(Rows from a dataset)
• • •

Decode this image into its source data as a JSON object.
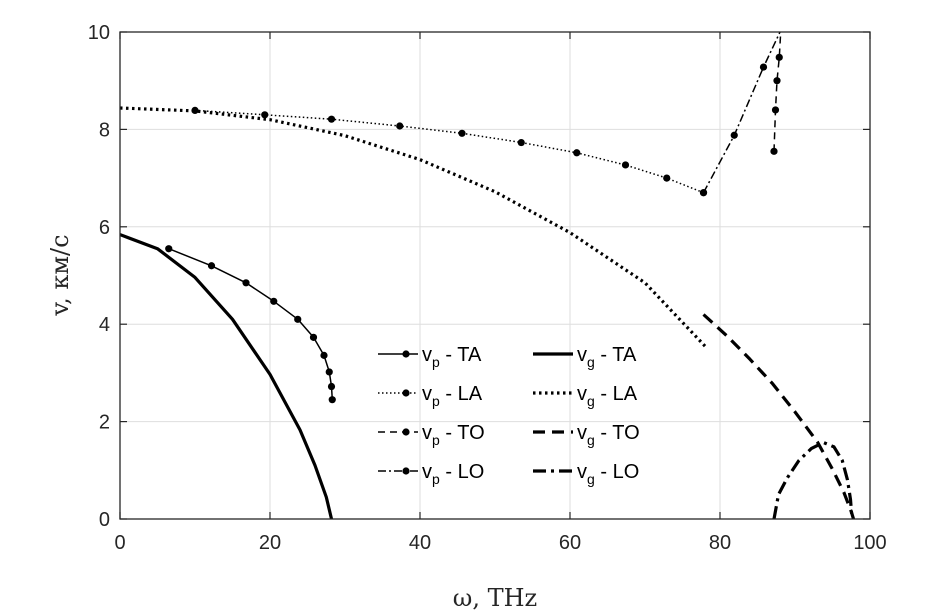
{
  "chart_data": {
    "type": "line",
    "xlabel": "ω, THz",
    "ylabel": "v,  км/с",
    "xlim": [
      0,
      100
    ],
    "ylim": [
      0,
      10
    ],
    "x_ticks": [
      "0",
      "20",
      "40",
      "60",
      "80",
      "100"
    ],
    "y_ticks": [
      "0",
      "2",
      "4",
      "6",
      "8",
      "10"
    ],
    "grid": true,
    "legend_position": "center",
    "legend_columns": 2,
    "series": [
      {
        "name": "v_p - TA",
        "label_main": "v",
        "label_sub": "p",
        "label_rest": " - TA",
        "style": "solid",
        "markers": true,
        "x": [
          6.5,
          12.2,
          16.8,
          20.5,
          23.7,
          25.8,
          27.2,
          27.9,
          28.2,
          28.3
        ],
        "y": [
          5.55,
          5.2,
          4.85,
          4.47,
          4.1,
          3.73,
          3.36,
          3.02,
          2.72,
          2.45
        ]
      },
      {
        "name": "v_p - LA",
        "label_main": "v",
        "label_sub": "p",
        "label_rest": " - LA",
        "style": "dotted",
        "markers": true,
        "x": [
          10,
          19.3,
          28.2,
          37.3,
          45.6,
          53.5,
          60.9,
          67.4,
          72.9,
          77.8
        ],
        "y": [
          8.39,
          8.3,
          8.21,
          8.07,
          7.92,
          7.73,
          7.52,
          7.27,
          7.0,
          6.7
        ]
      },
      {
        "name": "v_p - TO",
        "label_main": "v",
        "label_sub": "p",
        "label_rest": " - TO",
        "style": "dashed",
        "markers": true,
        "x": [
          87.2,
          87.4,
          87.6,
          87.9,
          88.1
        ],
        "y": [
          7.55,
          8.4,
          9.0,
          9.48,
          10.0
        ]
      },
      {
        "name": "v_p - LO",
        "label_main": "v",
        "label_sub": "p",
        "label_rest": " - LO",
        "style": "dashdot",
        "markers": true,
        "x": [
          77.8,
          81.9,
          85.8,
          88.0
        ],
        "y": [
          6.7,
          7.88,
          9.28,
          10.0
        ]
      },
      {
        "name": "v_g - TA",
        "label_main": "v",
        "label_sub": "g",
        "label_rest": " - TA",
        "style": "solid-thick",
        "markers": false,
        "x": [
          0,
          5,
          10,
          15,
          20,
          24,
          26,
          27.5,
          28.2
        ],
        "y": [
          5.84,
          5.55,
          4.96,
          4.1,
          2.97,
          1.83,
          1.1,
          0.45,
          0
        ]
      },
      {
        "name": "v_g - LA",
        "label_main": "v",
        "label_sub": "g",
        "label_rest": " - LA",
        "style": "dotted-thick",
        "markers": false,
        "x": [
          0,
          10,
          20,
          30,
          40,
          50,
          60,
          70,
          78
        ],
        "y": [
          8.44,
          8.38,
          8.2,
          7.87,
          7.38,
          6.72,
          5.88,
          4.85,
          3.55
        ]
      },
      {
        "name": "v_g - TO",
        "label_main": "v",
        "label_sub": "g",
        "label_rest": " - TO",
        "style": "dashed-thick",
        "markers": false,
        "x": [
          77.8,
          81,
          84,
          87,
          90,
          93,
          95,
          96.5,
          97.5,
          97.8
        ],
        "y": [
          4.2,
          3.75,
          3.28,
          2.78,
          2.2,
          1.58,
          1.02,
          0.55,
          0.15,
          0
        ]
      },
      {
        "name": "v_g - LO",
        "label_main": "v",
        "label_sub": "g",
        "label_rest": " - LO",
        "style": "dashdot-thick",
        "markers": false,
        "x": [
          87.2,
          87.8,
          89,
          90.5,
          92.2,
          93.8,
          95.2,
          96.3,
          97.0,
          97.4,
          97.6
        ],
        "y": [
          0,
          0.5,
          0.85,
          1.2,
          1.45,
          1.57,
          1.48,
          1.2,
          0.8,
          0.4,
          0
        ]
      }
    ]
  }
}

• • •

In the copy, include all records verbatim but no images.

Decode this image into its source data as a JSON object.
{
  "chart_data": {
    "type": "line",
    "xlabel": "ω, THz",
    "ylabel": "v,  км/с",
    "xlim": [
      0,
      100
    ],
    "ylim": [
      0,
      10
    ],
    "x_ticks": [
      "0",
      "20",
      "40",
      "60",
      "80",
      "100"
    ],
    "y_ticks": [
      "0",
      "2",
      "4",
      "6",
      "8",
      "10"
    ],
    "grid": true,
    "legend_position": "center",
    "legend_columns": 2,
    "series": [
      {
        "name": "v_p - TA",
        "label_main": "v",
        "label_sub": "p",
        "label_rest": " - TA",
        "style": "solid",
        "markers": true,
        "x": [
          6.5,
          12.2,
          16.8,
          20.5,
          23.7,
          25.8,
          27.2,
          27.9,
          28.2,
          28.3
        ],
        "y": [
          5.55,
          5.2,
          4.85,
          4.47,
          4.1,
          3.73,
          3.36,
          3.02,
          2.72,
          2.45
        ]
      },
      {
        "name": "v_p - LA",
        "label_main": "v",
        "label_sub": "p",
        "label_rest": " - LA",
        "style": "dotted",
        "markers": true,
        "x": [
          10,
          19.3,
          28.2,
          37.3,
          45.6,
          53.5,
          60.9,
          67.4,
          72.9,
          77.8
        ],
        "y": [
          8.39,
          8.3,
          8.21,
          8.07,
          7.92,
          7.73,
          7.52,
          7.27,
          7.0,
          6.7
        ]
      },
      {
        "name": "v_p - TO",
        "label_main": "v",
        "label_sub": "p",
        "label_rest": " - TO",
        "style": "dashed",
        "markers": true,
        "x": [
          87.2,
          87.4,
          87.6,
          87.9,
          88.1
        ],
        "y": [
          7.55,
          8.4,
          9.0,
          9.48,
          10.0
        ]
      },
      {
        "name": "v_p - LO",
        "label_main": "v",
        "label_sub": "p",
        "label_rest": " - LO",
        "style": "dashdot",
        "markers": true,
        "x": [
          77.8,
          81.9,
          85.8,
          88.0
        ],
        "y": [
          6.7,
          7.88,
          9.28,
          10.0
        ]
      },
      {
        "name": "v_g - TA",
        "label_main": "v",
        "label_sub": "g",
        "label_rest": " - TA",
        "style": "solid-thick",
        "markers": false,
        "x": [
          0,
          5,
          10,
          15,
          20,
          24,
          26,
          27.5,
          28.2
        ],
        "y": [
          5.84,
          5.55,
          4.96,
          4.1,
          2.97,
          1.83,
          1.1,
          0.45,
          0
        ]
      },
      {
        "name": "v_g - LA",
        "label_main": "v",
        "label_sub": "g",
        "label_rest": " - LA",
        "style": "dotted-thick",
        "markers": false,
        "x": [
          0,
          10,
          20,
          30,
          40,
          50,
          60,
          70,
          78
        ],
        "y": [
          8.44,
          8.38,
          8.2,
          7.87,
          7.38,
          6.72,
          5.88,
          4.85,
          3.55
        ]
      },
      {
        "name": "v_g - TO",
        "label_main": "v",
        "label_sub": "g",
        "label_rest": " - TO",
        "style": "dashed-thick",
        "markers": false,
        "x": [
          77.8,
          81,
          84,
          87,
          90,
          93,
          95,
          96.5,
          97.5,
          97.8
        ],
        "y": [
          4.2,
          3.75,
          3.28,
          2.78,
          2.2,
          1.58,
          1.02,
          0.55,
          0.15,
          0
        ]
      },
      {
        "name": "v_g - LO",
        "label_main": "v",
        "label_sub": "g",
        "label_rest": " - LO",
        "style": "dashdot-thick",
        "markers": false,
        "x": [
          87.2,
          87.8,
          89,
          90.5,
          92.2,
          93.8,
          95.2,
          96.3,
          97.0,
          97.4,
          97.6
        ],
        "y": [
          0,
          0.5,
          0.85,
          1.2,
          1.45,
          1.57,
          1.48,
          1.2,
          0.8,
          0.4,
          0
        ]
      }
    ]
  }
}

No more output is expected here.